### The problem
Report every line in the listing below where the string "access" shows up.
········
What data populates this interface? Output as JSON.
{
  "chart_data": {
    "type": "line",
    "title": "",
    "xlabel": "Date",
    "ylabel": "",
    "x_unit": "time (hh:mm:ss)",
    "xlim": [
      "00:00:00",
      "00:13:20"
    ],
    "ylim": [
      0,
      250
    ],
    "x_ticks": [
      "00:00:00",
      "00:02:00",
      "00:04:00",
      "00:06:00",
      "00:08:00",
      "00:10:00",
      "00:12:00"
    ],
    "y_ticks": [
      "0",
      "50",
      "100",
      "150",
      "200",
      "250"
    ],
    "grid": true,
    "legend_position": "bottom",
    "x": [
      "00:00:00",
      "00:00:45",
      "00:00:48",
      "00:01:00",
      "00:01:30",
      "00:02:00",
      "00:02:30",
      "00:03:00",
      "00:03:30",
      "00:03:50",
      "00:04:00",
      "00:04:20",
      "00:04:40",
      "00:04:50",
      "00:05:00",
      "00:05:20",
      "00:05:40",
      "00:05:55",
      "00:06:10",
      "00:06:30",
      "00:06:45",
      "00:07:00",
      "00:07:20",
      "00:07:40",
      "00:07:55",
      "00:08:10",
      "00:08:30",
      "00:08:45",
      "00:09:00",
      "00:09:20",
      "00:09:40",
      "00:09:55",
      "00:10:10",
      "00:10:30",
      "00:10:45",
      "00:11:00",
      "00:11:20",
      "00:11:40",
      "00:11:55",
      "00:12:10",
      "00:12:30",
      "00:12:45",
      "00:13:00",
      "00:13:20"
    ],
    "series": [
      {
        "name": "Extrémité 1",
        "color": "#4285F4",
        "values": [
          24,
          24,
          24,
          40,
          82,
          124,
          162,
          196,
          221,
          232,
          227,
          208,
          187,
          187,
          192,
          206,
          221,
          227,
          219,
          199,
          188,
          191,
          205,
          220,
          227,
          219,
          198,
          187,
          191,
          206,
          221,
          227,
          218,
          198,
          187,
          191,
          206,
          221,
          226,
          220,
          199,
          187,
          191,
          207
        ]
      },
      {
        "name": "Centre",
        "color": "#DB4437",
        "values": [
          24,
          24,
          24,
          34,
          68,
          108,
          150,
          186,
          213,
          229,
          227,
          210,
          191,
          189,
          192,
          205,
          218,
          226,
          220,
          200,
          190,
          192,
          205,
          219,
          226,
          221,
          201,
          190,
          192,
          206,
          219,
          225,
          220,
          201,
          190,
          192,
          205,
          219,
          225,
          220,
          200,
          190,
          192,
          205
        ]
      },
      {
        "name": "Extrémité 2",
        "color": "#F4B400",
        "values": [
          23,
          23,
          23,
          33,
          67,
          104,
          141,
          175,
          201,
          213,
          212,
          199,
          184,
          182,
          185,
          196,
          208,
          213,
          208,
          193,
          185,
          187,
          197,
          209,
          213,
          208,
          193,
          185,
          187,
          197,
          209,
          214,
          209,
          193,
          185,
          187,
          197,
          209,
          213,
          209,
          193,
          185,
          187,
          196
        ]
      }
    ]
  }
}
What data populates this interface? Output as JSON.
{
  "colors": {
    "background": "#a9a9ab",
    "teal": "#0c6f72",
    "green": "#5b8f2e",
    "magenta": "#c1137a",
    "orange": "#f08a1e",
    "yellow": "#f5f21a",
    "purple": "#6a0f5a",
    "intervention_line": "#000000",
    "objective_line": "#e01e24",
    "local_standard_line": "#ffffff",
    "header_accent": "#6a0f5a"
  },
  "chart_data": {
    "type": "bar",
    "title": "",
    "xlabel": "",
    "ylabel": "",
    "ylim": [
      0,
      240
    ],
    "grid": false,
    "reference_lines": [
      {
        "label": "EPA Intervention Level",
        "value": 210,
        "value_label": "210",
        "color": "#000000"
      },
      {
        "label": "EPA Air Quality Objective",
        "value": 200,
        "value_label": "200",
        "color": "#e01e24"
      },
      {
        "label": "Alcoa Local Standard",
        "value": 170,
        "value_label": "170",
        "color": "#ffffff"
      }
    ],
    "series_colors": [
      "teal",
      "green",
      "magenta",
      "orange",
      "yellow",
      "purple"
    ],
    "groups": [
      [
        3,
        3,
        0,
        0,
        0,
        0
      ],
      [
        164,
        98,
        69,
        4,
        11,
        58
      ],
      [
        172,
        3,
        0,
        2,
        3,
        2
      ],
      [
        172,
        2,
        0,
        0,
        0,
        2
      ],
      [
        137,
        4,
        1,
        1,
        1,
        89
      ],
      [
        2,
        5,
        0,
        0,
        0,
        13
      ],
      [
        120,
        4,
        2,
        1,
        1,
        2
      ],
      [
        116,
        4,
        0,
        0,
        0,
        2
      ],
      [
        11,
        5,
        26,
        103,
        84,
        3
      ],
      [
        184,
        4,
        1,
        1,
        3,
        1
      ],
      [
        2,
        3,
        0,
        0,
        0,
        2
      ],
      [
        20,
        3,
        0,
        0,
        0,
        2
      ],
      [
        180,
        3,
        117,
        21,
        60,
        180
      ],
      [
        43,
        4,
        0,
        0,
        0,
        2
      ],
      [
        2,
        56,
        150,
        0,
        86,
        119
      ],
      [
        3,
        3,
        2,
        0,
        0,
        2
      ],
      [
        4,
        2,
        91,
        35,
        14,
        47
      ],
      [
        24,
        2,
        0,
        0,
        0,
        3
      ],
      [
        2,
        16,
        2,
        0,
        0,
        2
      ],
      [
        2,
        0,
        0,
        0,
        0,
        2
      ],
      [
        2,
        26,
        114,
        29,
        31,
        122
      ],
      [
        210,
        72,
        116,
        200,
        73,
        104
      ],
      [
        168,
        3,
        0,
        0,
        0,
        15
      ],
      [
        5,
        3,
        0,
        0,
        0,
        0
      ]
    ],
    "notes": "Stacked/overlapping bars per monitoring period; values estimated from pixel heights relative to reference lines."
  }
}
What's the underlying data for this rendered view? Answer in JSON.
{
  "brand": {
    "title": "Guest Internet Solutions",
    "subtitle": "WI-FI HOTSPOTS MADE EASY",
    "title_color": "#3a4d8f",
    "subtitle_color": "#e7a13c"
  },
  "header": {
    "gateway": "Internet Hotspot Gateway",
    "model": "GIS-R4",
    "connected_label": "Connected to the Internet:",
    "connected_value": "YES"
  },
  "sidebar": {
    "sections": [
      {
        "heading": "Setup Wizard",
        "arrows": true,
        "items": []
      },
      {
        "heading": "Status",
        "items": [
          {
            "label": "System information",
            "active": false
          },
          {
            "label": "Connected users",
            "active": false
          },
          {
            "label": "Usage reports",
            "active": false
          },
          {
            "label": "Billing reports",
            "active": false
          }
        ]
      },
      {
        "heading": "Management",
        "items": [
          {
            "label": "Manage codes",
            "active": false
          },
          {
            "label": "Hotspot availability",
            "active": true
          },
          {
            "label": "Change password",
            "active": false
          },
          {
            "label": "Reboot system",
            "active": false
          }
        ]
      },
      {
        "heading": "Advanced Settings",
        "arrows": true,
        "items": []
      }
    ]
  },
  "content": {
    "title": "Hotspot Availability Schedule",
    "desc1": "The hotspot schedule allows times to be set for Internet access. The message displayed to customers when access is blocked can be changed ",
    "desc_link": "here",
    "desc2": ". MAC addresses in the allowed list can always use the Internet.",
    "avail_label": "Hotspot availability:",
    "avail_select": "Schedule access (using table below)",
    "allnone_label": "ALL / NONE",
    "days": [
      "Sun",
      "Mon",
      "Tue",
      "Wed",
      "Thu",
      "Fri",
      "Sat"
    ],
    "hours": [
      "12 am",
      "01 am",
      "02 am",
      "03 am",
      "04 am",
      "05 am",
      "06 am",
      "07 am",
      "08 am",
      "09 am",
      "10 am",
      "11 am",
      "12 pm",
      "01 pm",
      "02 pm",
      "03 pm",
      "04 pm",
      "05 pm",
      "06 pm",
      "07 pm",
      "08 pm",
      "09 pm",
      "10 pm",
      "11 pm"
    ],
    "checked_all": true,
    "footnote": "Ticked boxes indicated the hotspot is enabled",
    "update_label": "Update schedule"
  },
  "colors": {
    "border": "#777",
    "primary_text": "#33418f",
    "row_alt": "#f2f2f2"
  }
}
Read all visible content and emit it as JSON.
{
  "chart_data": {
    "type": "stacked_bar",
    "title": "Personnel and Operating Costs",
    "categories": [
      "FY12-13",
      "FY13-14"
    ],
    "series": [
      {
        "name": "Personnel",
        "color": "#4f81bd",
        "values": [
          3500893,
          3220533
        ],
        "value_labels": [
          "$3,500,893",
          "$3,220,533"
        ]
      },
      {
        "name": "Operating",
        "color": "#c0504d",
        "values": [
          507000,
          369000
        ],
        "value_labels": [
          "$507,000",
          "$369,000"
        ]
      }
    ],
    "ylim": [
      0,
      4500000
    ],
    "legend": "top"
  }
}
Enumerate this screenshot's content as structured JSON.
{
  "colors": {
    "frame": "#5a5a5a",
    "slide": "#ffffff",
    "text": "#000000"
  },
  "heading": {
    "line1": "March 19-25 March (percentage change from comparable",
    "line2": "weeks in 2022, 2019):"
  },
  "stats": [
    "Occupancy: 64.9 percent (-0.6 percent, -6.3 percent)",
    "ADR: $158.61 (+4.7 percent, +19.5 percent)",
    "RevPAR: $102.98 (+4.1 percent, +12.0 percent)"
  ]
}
········
### Solution for this problem
    "desc1": "The hotspot schedule allows times to be set for Internet access. The message displayed to customers when access is blocked can be changed ",
    "avail_select": "Schedule access (using table below)",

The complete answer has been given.